• Data extract:
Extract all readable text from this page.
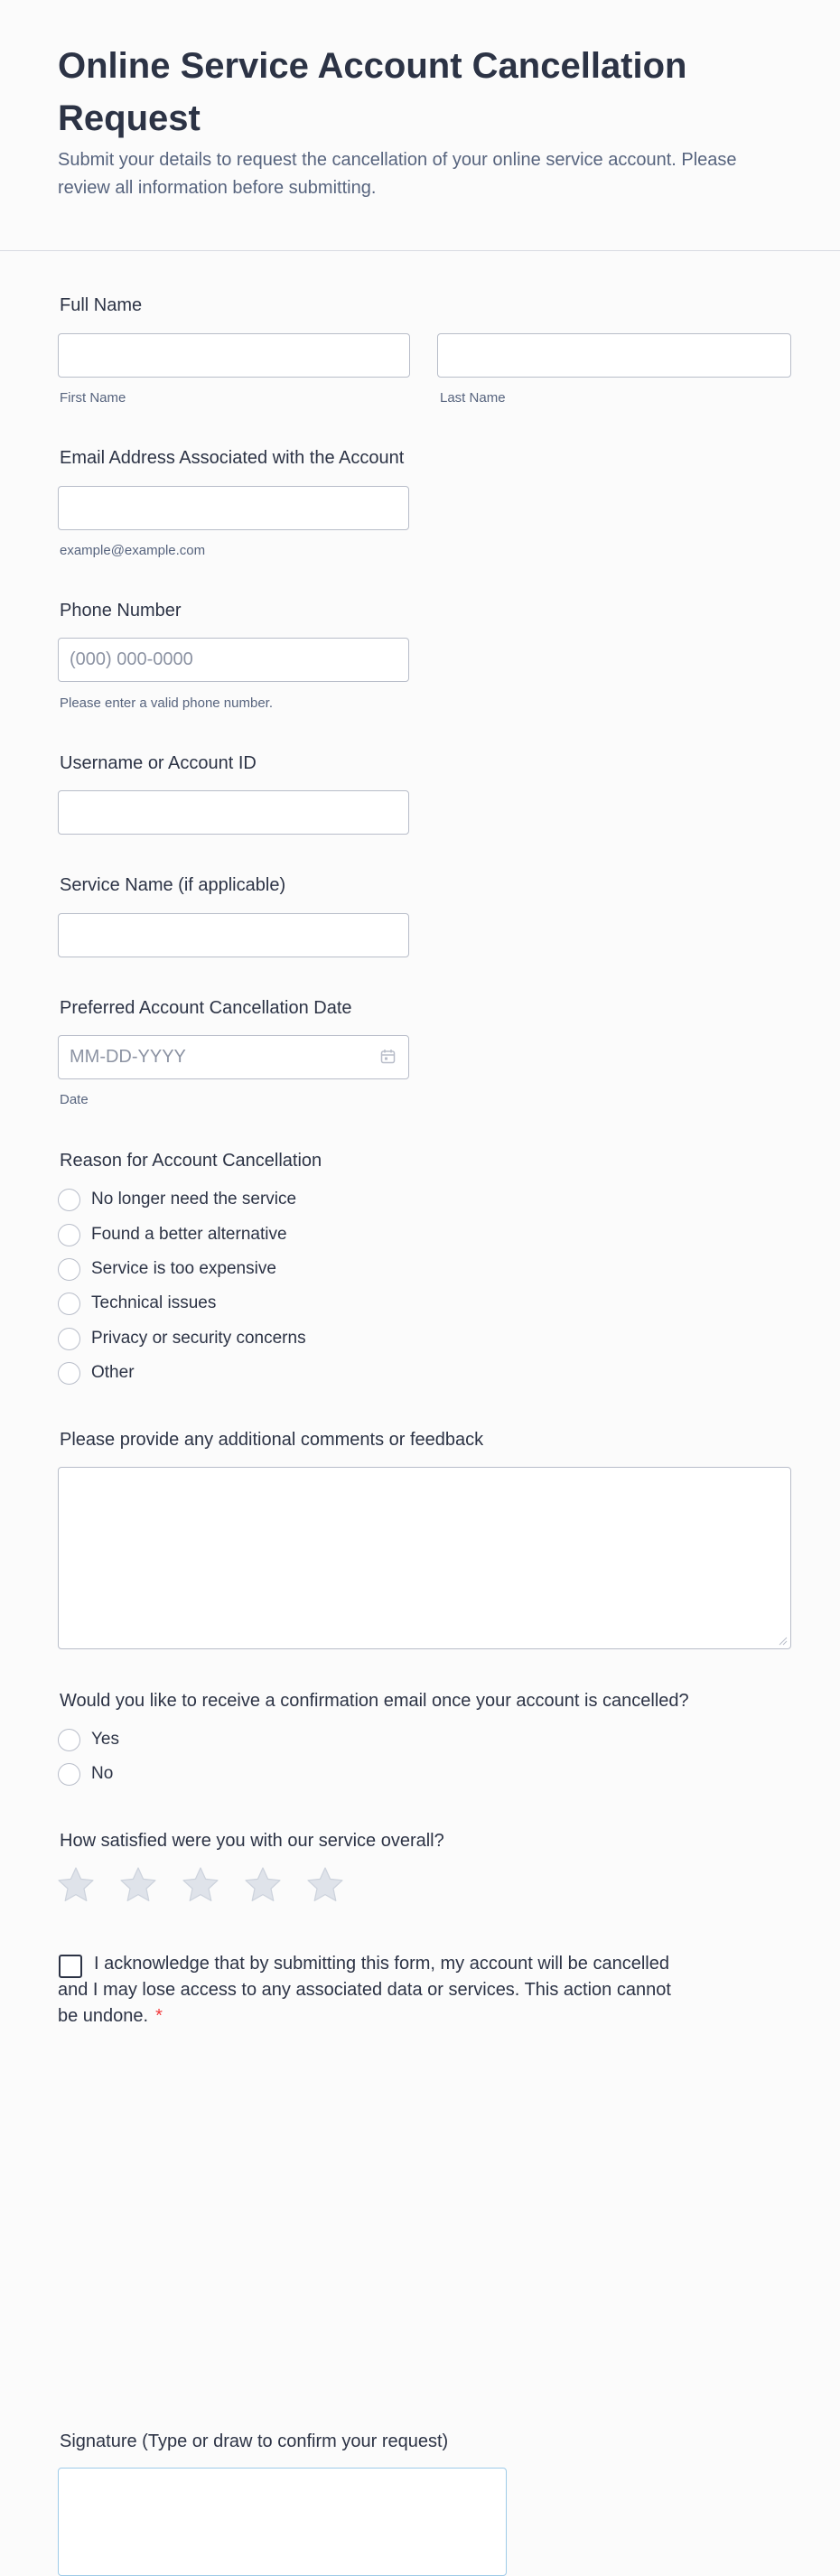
Online Service Account Cancellation Request

Submit your details to request the cancellation of your online service account. Please review all information before submitting.

Full Name
First Name	Last Name
Email Address Associated with the Account
example@example.com
Phone Number
(000) 000-0000
Please enter a valid phone number.
Username or Account ID
Service Name (if applicable)
Preferred Account Cancellation Date
MM-DD-YYYY
Date
Reason for Account Cancellation
No longer need the service
Found a better alternative
Service is too expensive
Technical issues
Privacy or security concerns
Other
Please provide any additional comments or feedback
Would you like to receive a confirmation email once your account is cancelled?
Yes
No
How satisfied were you with our service overall?

I acknowledge that by submitting this form, my account will be cancelled and I may lose access to any associated data or services. This action cannot be undone. *

Signature (Type or draw to confirm your request)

• Exercise goal:
Identify lines with the string "cancelled". Copy each one.

• Output for this task:
Would you like to receive a confirmation email once your account is cancelled?
I acknowledge that by submitting this form, my account will be cancelled and I may lose access to any associated data or services. This action cannot be undone. *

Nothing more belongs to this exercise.